To be done = Copy the entries from the start through the line containing "317, 203, 327]", substituting "EGF" for every occurrence of "epidermal growth factor" and leaving everything else as it stands.
::: Data supplied :::
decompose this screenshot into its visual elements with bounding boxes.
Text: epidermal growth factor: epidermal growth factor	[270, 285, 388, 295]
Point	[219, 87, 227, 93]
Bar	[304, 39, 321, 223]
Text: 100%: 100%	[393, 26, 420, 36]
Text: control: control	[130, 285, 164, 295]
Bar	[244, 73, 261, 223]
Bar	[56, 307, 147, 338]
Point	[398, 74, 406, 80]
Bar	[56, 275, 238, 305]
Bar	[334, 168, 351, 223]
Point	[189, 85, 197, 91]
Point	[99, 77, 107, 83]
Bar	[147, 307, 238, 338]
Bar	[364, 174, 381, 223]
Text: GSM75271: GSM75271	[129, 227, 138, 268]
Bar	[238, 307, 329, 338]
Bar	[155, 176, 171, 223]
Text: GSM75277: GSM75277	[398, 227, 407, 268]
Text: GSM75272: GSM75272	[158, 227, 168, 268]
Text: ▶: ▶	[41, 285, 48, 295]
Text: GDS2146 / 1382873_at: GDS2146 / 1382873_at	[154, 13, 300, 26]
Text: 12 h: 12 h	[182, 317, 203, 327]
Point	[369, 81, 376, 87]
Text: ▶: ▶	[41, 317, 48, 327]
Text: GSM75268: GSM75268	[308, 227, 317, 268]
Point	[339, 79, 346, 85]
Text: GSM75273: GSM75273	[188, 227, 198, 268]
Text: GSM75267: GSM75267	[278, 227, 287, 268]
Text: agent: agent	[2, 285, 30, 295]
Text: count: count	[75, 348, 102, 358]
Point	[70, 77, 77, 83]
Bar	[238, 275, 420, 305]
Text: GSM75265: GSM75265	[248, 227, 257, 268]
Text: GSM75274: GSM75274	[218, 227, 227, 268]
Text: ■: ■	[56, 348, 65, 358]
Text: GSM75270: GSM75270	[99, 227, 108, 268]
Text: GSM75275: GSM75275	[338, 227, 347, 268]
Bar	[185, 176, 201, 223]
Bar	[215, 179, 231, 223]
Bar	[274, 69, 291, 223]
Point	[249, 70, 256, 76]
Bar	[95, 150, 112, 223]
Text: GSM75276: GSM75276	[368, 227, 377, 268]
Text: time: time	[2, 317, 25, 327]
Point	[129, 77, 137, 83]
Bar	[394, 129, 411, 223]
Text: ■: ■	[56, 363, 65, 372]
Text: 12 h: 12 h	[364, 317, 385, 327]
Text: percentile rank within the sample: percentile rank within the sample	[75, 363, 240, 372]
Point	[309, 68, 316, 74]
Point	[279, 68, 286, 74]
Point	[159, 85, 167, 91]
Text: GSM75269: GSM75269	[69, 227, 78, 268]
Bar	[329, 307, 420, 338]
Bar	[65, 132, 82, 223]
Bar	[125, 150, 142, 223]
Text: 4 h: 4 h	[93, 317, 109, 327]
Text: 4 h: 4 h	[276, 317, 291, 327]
:::
Solution =
decompose this screenshot into its visual elements with bounding boxes.
Text: EGF: EGF	[270, 285, 388, 295]
Point	[219, 87, 227, 93]
Bar	[304, 39, 321, 223]
Text: 100%: 100%	[393, 26, 420, 36]
Text: control: control	[130, 285, 164, 295]
Bar	[244, 73, 261, 223]
Bar	[56, 307, 147, 338]
Point	[398, 74, 406, 80]
Bar	[56, 275, 238, 305]
Bar	[334, 168, 351, 223]
Point	[189, 85, 197, 91]
Point	[99, 77, 107, 83]
Bar	[147, 307, 238, 338]
Bar	[364, 174, 381, 223]
Text: GSM75271: GSM75271	[129, 227, 138, 268]
Bar	[238, 307, 329, 338]
Bar	[155, 176, 171, 223]
Text: GSM75277: GSM75277	[398, 227, 407, 268]
Text: GSM75272: GSM75272	[158, 227, 168, 268]
Text: ▶: ▶	[41, 285, 48, 295]
Text: GDS2146 / 1382873_at: GDS2146 / 1382873_at	[154, 13, 300, 26]
Text: 12 h: 12 h	[182, 317, 203, 327]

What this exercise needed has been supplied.